Prompt - What follows is a set of entries. Repeat them exactly, but not their pictures.

Data supplied -
-- Start --

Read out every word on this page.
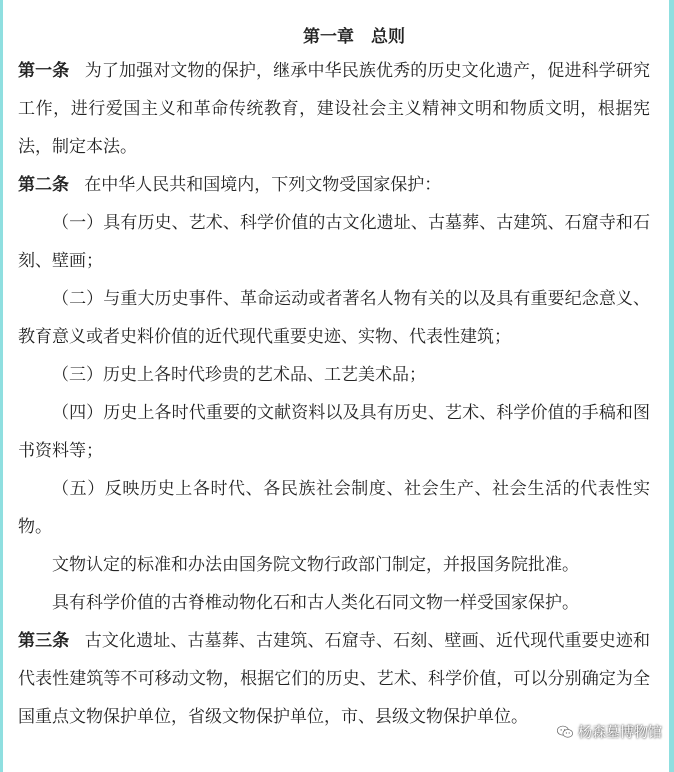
第一章　总则

第一条 为了加强对文物的保护，继承中华民族优秀的历史文化遗产，促进科学研究工作，进行爱国主义和革命传统教育，建设社会主义精神文明和物质文明，根据宪法，制定本法。

第二条 在中华人民共和国境内，下列文物受国家保护：

（一）具有历史、艺术、科学价值的古文化遗址、古墓葬、古建筑、石窟寺和石刻、壁画；

（二）与重大历史事件、革命运动或者著名人物有关的以及具有重要纪念意义、教育意义或者史料价值的近代现代重要史迹、实物、代表性建筑；

（三）历史上各时代珍贵的艺术品、工艺美术品；

（四）历史上各时代重要的文献资料以及具有历史、艺术、科学价值的手稿和图书资料等；

（五）反映历史上各时代、各民族社会制度、社会生产、社会生活的代表性实物。

文物认定的标准和办法由国务院文物行政部门制定，并报国务院批准。

具有科学价值的古脊椎动物化石和古人类化石同文物一样受国家保护。

第三条 古文化遗址、古墓葬、古建筑、石窟寺、石刻、壁画、近代现代重要史迹和代表性建筑等不可移动文物，根据它们的历史、艺术、科学价值，可以分别确定为全国重点文物保护单位，省级文物保护单位，市、县级文物保护单位。

杨森墓博物馆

-- End --

Exercise response -
Read out every word on this page.
第一章　总则

第一条 为了加强对文物的保护，继承中华民族优秀的历史文化遗产，促进科学研究工作，进行爱国主义和革命传统教育，建设社会主义精神文明和物质文明，根据宪法，制定本法。

第二条 在中华人民共和国境内，下列文物受国家保护：

（一）具有历史、艺术、科学价值的古文化遗址、古墓葬、古建筑、石窟寺和石刻、壁画；

（二）与重大历史事件、革命运动或者著名人物有关的以及具有重要纪念意义、教育意义或者史料价值的近代现代重要史迹、实物、代表性建筑；

（三）历史上各时代珍贵的艺术品、工艺美术品；

（四）历史上各时代重要的文献资料以及具有历史、艺术、科学价值的手稿和图书资料等；

（五）反映历史上各时代、各民族社会制度、社会生产、社会生活的代表性实物。

文物认定的标准和办法由国务院文物行政部门制定，并报国务院批准。

具有科学价值的古脊椎动物化石和古人类化石同文物一样受国家保护。

第三条 古文化遗址、古墓葬、古建筑、石窟寺、石刻、壁画、近代现代重要史迹和代表性建筑等不可移动文物，根据它们的历史、艺术、科学价值，可以分别确定为全国重点文物保护单位，省级文物保护单位，市、县级文物保护单位。

杨森墓博物馆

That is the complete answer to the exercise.